> [Task requirements] Below are entries; tally how many lines hold the string "ratio³" and answer with only that figure.

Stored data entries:
-- begin --

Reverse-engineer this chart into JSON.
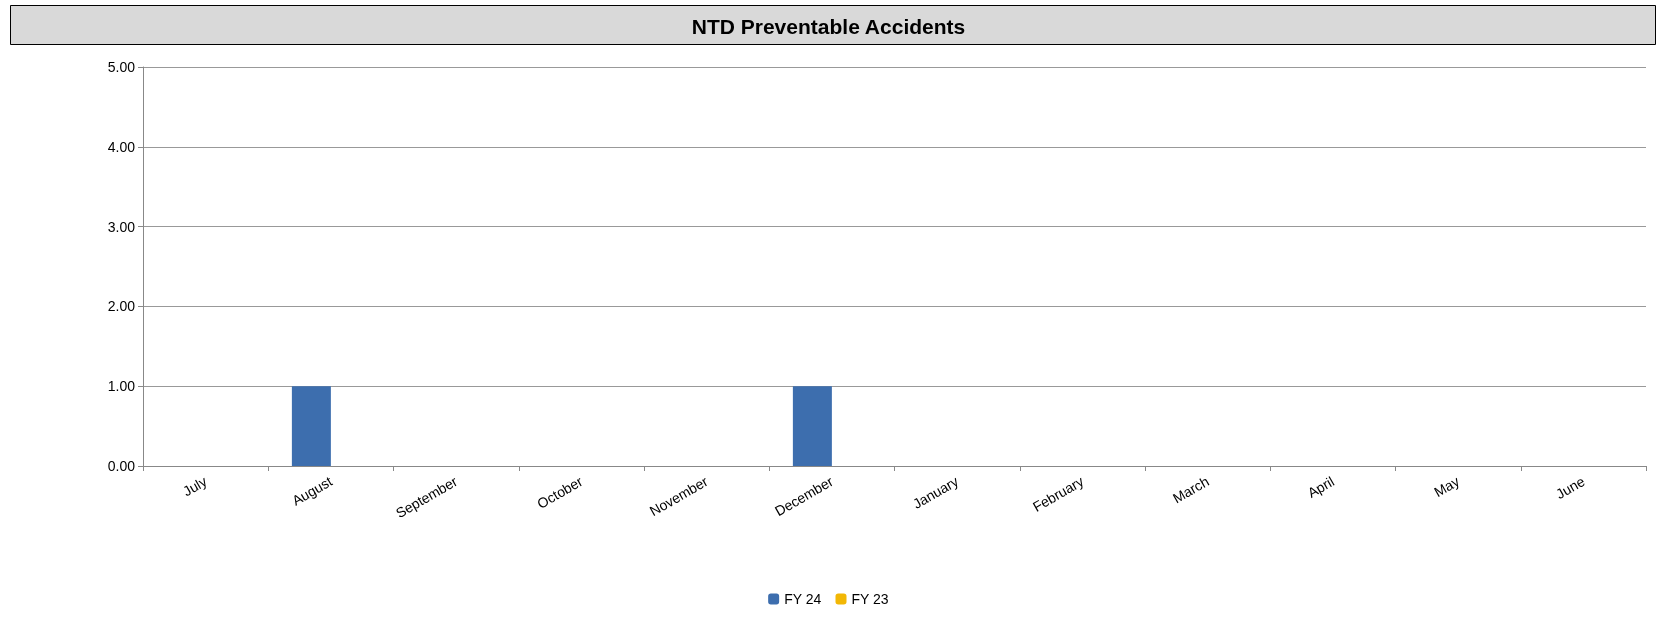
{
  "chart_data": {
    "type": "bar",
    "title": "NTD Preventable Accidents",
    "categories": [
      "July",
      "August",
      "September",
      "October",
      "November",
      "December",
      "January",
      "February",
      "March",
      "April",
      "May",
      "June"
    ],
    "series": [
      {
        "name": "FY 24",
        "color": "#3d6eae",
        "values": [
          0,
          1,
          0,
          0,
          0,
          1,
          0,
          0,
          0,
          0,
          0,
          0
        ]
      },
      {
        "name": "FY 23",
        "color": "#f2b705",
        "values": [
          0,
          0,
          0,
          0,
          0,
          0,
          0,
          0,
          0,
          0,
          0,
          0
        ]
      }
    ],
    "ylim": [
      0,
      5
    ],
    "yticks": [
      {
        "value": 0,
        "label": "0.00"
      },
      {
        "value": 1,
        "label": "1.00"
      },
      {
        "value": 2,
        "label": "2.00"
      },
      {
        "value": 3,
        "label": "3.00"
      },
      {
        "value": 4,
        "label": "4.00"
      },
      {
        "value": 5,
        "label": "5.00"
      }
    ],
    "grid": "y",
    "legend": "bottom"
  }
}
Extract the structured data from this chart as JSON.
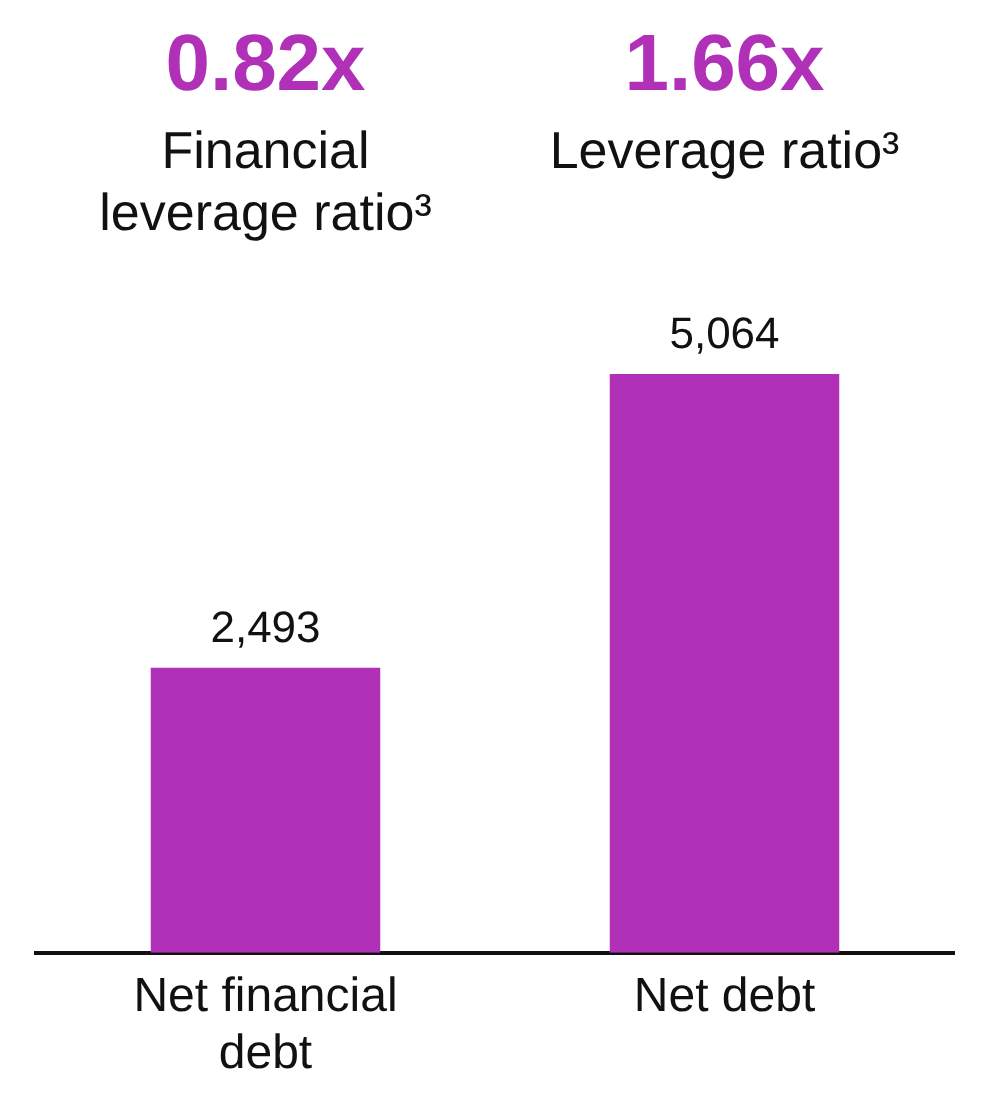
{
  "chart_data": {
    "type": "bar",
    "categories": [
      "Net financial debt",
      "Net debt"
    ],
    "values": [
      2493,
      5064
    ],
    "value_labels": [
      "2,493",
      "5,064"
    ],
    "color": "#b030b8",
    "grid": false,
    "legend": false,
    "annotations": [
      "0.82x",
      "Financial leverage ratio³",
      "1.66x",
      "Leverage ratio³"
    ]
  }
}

-- end --

> [Answer to the exercise] 2